■ GIVEN REQUEST: Your task is to transcribe all the entries exactly, excluding pictures.

■ LISTED RECORDS:
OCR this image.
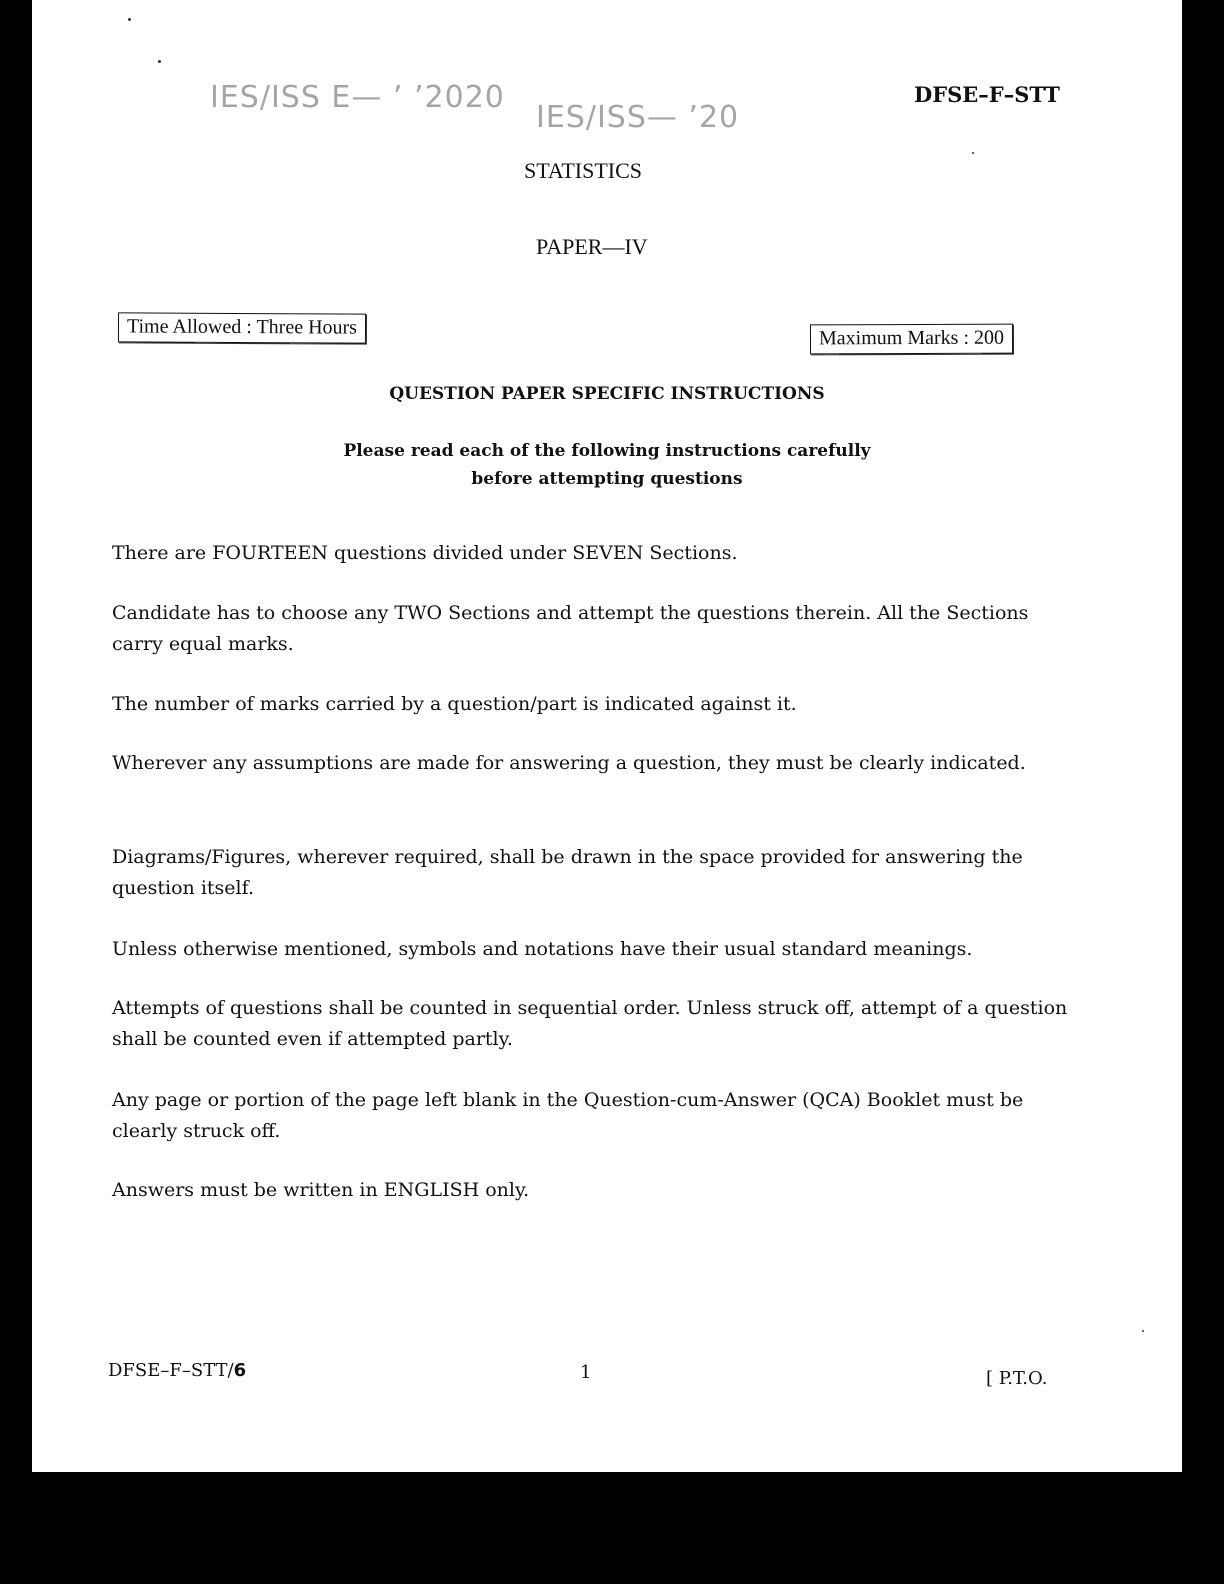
IES/ISS E— ’ ’2020
IES/ISS— ’20
DFSE–F–STT
STATISTICS
PAPER—IV
Time Allowed : Three Hours	Maximum Marks : 200
QUESTION PAPER SPECIFIC INSTRUCTIONS
Please read each of the following instructions carefully
before attempting questions
There are FOURTEEN questions divided under SEVEN Sections.
Candidate has to choose any TWO Sections and attempt the questions therein. All the Sections carry equal marks.
The number of marks carried by a question/part is indicated against it.
Wherever any assumptions are made for answering a question, they must be clearly indicated.
Diagrams/Figures, wherever required, shall be drawn in the space provided for answering the question itself.
Unless otherwise mentioned, symbols and notations have their usual standard meanings.
Attempts of questions shall be counted in sequential order. Unless struck off, attempt of a question shall be counted even if attempted partly.
Any page or portion of the page left blank in the Question-cum-Answer (QCA) Booklet must be clearly struck off.
Answers must be written in ENGLISH only.
DFSE–F–STT/6	1	[ P.T.O.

■ RESULT OF THIS EXERCISE:
OCR this image.
IES/ISS E— ’ ’2020
IES/ISS— ’20
DFSE–F–STT
STATISTICS
PAPER—IV
Time Allowed : Three Hours	Maximum Marks : 200
QUESTION PAPER SPECIFIC INSTRUCTIONS
Please read each of the following instructions carefully
before attempting questions
There are FOURTEEN questions divided under SEVEN Sections.
Candidate has to choose any TWO Sections and attempt the questions therein. All the Sections carry equal marks.
The number of marks carried by a question/part is indicated against it.
Wherever any assumptions are made for answering a question, they must be clearly indicated.
Diagrams/Figures, wherever required, shall be drawn in the space provided for answering the question itself.
Unless otherwise mentioned, symbols and notations have their usual standard meanings.
Attempts of questions shall be counted in sequential order. Unless struck off, attempt of a question shall be counted even if attempted partly.
Any page or portion of the page left blank in the Question-cum-Answer (QCA) Booklet must be clearly struck off.
Answers must be written in ENGLISH only.
DFSE–F–STT/6	1	[ P.T.O.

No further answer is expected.